[Stored data entries]
┌──

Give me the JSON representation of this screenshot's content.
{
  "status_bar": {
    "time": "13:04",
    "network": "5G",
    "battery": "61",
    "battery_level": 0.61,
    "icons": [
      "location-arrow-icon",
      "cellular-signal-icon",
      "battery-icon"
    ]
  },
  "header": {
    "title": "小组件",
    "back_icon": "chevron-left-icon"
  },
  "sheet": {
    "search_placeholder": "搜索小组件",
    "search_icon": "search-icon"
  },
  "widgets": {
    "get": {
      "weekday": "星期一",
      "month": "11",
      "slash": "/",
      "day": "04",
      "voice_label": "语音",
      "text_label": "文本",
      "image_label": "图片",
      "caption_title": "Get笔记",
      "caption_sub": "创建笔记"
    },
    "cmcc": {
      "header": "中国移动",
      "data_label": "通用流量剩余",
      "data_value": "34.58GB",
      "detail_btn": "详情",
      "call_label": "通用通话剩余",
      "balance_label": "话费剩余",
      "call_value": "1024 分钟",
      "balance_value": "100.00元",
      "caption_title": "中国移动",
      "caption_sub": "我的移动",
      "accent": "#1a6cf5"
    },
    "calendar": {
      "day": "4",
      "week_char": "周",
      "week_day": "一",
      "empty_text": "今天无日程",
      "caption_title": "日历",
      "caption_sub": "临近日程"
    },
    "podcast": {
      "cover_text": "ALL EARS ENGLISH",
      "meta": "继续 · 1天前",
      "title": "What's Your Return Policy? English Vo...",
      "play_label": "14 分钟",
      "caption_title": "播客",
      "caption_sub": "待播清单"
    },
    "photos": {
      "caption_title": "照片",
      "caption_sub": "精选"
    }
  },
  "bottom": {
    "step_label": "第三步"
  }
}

└──

- STATED TASK -
Please restate the records in full, word for word.

- FINISHED TASK -
Give me the JSON representation of this screenshot's content.
{
  "status_bar": {
    "time": "13:04",
    "network": "5G",
    "battery": "61",
    "battery_level": 0.61,
    "icons": [
      "location-arrow-icon",
      "cellular-signal-icon",
      "battery-icon"
    ]
  },
  "header": {
    "title": "小组件",
    "back_icon": "chevron-left-icon"
  },
  "sheet": {
    "search_placeholder": "搜索小组件",
    "search_icon": "search-icon"
  },
  "widgets": {
    "get": {
      "weekday": "星期一",
      "month": "11",
      "slash": "/",
      "day": "04",
      "voice_label": "语音",
      "text_label": "文本",
      "image_label": "图片",
      "caption_title": "Get笔记",
      "caption_sub": "创建笔记"
    },
    "cmcc": {
      "header": "中国移动",
      "data_label": "通用流量剩余",
      "data_value": "34.58GB",
      "detail_btn": "详情",
      "call_label": "通用通话剩余",
      "balance_label": "话费剩余",
      "call_value": "1024 分钟",
      "balance_value": "100.00元",
      "caption_title": "中国移动",
      "caption_sub": "我的移动",
      "accent": "#1a6cf5"
    },
    "calendar": {
      "day": "4",
      "week_char": "周",
      "week_day": "一",
      "empty_text": "今天无日程",
      "caption_title": "日历",
      "caption_sub": "临近日程"
    },
    "podcast": {
      "cover_text": "ALL EARS ENGLISH",
      "meta": "继续 · 1天前",
      "title": "What's Your Return Policy? English Vo...",
      "play_label": "14 分钟",
      "caption_title": "播客",
      "caption_sub": "待播清单"
    },
    "photos": {
      "caption_title": "照片",
      "caption_sub": "精选"
    }
  },
  "bottom": {
    "step_label": "第三步"
  }
}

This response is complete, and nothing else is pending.